> [Work to complete] Your task is to quote the material that follows, in full and exactly.

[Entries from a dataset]
○ ○ ○

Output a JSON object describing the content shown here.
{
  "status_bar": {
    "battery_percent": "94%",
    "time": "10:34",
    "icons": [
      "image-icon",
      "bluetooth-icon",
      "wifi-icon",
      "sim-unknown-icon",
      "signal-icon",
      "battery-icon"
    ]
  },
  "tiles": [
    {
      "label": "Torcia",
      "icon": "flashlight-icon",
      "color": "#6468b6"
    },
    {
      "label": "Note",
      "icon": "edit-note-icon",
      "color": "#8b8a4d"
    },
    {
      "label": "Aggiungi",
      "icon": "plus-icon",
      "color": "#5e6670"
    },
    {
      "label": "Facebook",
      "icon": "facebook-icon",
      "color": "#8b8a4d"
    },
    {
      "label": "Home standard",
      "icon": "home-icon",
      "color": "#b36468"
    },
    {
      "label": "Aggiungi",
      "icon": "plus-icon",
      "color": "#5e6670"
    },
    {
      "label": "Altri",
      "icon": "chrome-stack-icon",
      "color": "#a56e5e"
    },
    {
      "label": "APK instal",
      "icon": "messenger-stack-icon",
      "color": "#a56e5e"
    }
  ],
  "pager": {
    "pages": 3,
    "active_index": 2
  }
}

○ ○ ○

> [Answer to this exercise]
Output a JSON object describing the content shown here.
{
  "status_bar": {
    "battery_percent": "94%",
    "time": "10:34",
    "icons": [
      "image-icon",
      "bluetooth-icon",
      "wifi-icon",
      "sim-unknown-icon",
      "signal-icon",
      "battery-icon"
    ]
  },
  "tiles": [
    {
      "label": "Torcia",
      "icon": "flashlight-icon",
      "color": "#6468b6"
    },
    {
      "label": "Note",
      "icon": "edit-note-icon",
      "color": "#8b8a4d"
    },
    {
      "label": "Aggiungi",
      "icon": "plus-icon",
      "color": "#5e6670"
    },
    {
      "label": "Facebook",
      "icon": "facebook-icon",
      "color": "#8b8a4d"
    },
    {
      "label": "Home standard",
      "icon": "home-icon",
      "color": "#b36468"
    },
    {
      "label": "Aggiungi",
      "icon": "plus-icon",
      "color": "#5e6670"
    },
    {
      "label": "Altri",
      "icon": "chrome-stack-icon",
      "color": "#a56e5e"
    },
    {
      "label": "APK instal",
      "icon": "messenger-stack-icon",
      "color": "#a56e5e"
    }
  ],
  "pager": {
    "pages": 3,
    "active_index": 2
  }
}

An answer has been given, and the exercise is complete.